— START —

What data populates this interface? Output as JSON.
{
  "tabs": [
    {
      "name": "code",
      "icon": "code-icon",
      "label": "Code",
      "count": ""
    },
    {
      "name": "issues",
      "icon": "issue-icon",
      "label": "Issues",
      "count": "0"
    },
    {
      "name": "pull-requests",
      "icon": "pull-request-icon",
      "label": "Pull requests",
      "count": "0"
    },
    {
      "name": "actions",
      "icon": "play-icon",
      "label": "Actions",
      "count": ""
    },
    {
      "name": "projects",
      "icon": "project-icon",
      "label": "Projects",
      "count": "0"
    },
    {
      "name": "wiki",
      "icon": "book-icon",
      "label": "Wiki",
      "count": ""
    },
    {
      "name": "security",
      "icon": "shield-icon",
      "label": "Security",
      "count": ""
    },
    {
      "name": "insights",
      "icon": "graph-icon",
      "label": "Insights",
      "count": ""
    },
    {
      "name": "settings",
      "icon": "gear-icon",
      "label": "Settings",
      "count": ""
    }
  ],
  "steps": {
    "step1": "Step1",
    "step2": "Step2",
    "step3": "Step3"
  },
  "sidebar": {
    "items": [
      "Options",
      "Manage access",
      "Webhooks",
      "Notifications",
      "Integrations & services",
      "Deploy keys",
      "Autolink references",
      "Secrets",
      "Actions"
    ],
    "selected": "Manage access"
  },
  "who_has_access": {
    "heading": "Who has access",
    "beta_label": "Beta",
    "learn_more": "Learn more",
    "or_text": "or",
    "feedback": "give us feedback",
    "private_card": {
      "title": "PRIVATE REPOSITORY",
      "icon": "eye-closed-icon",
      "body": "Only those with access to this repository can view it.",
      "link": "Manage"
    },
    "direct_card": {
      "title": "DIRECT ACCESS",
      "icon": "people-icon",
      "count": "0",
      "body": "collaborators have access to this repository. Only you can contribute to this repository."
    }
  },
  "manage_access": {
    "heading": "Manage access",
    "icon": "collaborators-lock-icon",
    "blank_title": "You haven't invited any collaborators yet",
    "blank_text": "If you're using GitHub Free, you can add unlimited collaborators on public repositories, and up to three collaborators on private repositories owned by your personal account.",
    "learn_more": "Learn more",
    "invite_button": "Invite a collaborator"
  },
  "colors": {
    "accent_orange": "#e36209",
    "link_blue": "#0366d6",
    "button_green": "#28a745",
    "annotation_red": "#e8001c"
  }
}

— END —

* **What to do**
Your task is to collect every line above that contains the word "heading".

* **Full solution**
    "heading": "Who has access",
    "heading": "Manage access",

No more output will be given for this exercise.